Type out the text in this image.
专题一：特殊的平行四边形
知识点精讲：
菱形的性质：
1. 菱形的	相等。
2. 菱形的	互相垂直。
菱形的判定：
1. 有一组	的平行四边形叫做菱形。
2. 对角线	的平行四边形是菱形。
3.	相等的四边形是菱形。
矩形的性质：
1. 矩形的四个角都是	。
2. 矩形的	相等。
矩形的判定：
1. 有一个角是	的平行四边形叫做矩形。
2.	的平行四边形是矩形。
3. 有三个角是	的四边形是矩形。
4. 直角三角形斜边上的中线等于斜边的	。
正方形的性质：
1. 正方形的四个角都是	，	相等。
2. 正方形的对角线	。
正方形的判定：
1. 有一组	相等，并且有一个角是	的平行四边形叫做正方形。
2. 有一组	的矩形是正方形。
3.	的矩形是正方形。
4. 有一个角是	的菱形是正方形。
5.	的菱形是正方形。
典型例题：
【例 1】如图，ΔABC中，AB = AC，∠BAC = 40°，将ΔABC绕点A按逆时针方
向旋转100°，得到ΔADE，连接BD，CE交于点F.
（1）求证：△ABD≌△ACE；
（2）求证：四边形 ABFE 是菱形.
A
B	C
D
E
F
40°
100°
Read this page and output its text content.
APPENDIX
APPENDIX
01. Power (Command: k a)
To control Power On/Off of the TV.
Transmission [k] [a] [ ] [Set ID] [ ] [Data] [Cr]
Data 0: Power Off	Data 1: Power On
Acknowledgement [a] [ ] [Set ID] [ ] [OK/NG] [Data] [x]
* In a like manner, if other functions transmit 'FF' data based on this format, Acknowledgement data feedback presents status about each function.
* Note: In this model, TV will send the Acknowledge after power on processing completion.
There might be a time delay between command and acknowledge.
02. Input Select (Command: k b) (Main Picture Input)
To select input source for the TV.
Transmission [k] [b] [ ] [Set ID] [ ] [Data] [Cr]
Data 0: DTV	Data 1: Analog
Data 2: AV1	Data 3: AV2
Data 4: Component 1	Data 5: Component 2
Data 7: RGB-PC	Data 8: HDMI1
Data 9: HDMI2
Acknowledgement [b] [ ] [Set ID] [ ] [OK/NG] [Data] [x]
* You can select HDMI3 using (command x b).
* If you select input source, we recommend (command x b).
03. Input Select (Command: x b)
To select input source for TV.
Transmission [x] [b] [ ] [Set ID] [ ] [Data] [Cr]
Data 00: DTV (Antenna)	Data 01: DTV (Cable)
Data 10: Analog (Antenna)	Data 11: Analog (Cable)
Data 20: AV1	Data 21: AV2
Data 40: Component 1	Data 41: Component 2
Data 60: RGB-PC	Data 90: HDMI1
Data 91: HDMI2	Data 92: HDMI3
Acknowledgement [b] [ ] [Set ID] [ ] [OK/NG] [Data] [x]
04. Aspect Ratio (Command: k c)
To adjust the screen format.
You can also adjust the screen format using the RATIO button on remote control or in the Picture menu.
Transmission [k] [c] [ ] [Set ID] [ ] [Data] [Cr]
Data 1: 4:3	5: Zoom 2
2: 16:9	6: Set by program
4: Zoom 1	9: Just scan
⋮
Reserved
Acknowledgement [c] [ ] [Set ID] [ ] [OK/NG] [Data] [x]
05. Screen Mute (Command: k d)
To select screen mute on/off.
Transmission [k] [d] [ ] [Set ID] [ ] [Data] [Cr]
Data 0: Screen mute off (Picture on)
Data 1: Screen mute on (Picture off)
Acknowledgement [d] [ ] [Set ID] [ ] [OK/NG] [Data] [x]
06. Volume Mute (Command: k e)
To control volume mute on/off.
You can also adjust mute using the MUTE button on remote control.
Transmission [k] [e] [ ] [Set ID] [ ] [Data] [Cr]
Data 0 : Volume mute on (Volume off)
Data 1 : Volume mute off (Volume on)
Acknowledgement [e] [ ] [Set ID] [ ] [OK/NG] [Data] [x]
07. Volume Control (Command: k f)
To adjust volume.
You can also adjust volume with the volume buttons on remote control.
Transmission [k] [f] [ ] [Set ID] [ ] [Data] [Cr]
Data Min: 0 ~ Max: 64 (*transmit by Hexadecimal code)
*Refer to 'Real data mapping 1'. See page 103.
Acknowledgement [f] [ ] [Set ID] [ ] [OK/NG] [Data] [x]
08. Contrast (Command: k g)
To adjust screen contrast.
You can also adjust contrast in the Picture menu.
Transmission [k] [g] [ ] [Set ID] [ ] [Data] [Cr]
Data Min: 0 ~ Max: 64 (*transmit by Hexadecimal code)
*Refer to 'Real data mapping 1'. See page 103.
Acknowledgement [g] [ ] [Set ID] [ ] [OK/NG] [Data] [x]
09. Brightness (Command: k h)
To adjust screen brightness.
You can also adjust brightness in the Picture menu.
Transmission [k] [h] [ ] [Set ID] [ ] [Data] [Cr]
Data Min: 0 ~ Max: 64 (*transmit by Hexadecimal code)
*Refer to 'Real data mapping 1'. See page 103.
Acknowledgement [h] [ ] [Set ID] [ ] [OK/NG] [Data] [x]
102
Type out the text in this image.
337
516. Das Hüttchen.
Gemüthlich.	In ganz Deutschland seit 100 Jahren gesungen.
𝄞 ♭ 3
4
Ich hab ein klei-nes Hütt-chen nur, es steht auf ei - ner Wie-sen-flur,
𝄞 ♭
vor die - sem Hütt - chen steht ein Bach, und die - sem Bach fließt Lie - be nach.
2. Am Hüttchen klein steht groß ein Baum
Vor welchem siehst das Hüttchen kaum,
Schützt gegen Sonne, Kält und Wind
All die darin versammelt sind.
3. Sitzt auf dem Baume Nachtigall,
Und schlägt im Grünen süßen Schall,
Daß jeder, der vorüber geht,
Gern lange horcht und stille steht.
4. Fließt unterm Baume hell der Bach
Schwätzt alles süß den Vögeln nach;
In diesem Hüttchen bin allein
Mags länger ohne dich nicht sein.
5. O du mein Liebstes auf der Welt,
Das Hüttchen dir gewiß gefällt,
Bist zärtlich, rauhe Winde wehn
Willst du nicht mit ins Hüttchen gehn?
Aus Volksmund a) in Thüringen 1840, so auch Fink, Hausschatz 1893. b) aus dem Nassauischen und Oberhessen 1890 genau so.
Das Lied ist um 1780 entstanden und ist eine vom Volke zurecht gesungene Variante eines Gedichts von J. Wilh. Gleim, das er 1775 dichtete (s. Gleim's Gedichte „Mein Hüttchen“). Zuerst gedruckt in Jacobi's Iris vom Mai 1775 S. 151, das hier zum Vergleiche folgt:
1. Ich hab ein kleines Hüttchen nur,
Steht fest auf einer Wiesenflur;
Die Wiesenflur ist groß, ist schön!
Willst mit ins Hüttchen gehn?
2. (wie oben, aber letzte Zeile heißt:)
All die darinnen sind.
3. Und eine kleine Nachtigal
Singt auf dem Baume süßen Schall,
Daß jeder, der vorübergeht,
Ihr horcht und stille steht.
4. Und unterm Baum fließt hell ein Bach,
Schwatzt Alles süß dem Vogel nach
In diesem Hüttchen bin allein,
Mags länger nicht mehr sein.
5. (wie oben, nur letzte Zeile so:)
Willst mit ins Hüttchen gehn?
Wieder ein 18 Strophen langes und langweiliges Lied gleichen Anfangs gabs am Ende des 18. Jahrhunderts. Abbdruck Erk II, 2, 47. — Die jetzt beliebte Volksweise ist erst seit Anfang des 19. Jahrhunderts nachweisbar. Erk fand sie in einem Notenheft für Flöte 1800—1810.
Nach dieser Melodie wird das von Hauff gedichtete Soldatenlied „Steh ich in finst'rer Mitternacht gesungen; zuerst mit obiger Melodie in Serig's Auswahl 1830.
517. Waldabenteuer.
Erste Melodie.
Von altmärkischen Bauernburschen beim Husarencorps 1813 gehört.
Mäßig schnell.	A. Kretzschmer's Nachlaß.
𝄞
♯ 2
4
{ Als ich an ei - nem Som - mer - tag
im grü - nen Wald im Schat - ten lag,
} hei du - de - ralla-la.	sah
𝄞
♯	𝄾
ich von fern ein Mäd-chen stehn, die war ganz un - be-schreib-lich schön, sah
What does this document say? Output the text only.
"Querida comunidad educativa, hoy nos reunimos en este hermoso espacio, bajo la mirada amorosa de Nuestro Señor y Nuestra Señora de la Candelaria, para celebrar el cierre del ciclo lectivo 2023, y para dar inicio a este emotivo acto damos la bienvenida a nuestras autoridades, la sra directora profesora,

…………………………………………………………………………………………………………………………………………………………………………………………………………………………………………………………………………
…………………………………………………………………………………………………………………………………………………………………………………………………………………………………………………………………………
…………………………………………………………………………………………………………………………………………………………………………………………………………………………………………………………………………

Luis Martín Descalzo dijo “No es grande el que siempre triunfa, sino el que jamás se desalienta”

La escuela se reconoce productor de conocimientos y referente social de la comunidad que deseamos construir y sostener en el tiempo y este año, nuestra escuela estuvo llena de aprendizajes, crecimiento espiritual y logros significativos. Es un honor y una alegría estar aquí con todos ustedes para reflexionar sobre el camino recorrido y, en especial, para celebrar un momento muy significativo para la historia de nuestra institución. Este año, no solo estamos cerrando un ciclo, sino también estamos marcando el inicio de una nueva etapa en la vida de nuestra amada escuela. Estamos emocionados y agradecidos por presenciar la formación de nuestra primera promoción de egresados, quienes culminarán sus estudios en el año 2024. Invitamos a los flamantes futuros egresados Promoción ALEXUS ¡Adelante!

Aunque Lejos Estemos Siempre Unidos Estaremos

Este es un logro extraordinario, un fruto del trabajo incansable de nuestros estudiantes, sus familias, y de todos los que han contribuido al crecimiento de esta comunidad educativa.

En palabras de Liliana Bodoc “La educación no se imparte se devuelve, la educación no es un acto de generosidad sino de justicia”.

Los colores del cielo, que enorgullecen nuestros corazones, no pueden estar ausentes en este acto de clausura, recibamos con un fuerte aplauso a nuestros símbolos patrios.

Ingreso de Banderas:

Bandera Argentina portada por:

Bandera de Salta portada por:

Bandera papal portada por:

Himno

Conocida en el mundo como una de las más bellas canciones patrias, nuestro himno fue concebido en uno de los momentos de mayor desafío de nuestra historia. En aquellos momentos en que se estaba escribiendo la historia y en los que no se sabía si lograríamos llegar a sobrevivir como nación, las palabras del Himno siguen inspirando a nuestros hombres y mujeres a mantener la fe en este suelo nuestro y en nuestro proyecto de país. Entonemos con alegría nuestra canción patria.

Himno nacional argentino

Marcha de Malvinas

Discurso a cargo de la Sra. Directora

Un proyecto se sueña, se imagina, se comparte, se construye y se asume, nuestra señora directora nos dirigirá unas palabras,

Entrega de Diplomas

--

Given task: Pull every line holding "Wiesenflur" out of the records.

Exercise result:
Steht fest auf einer Wiesenflur;
Die Wiesenflur ist groß, ist schön!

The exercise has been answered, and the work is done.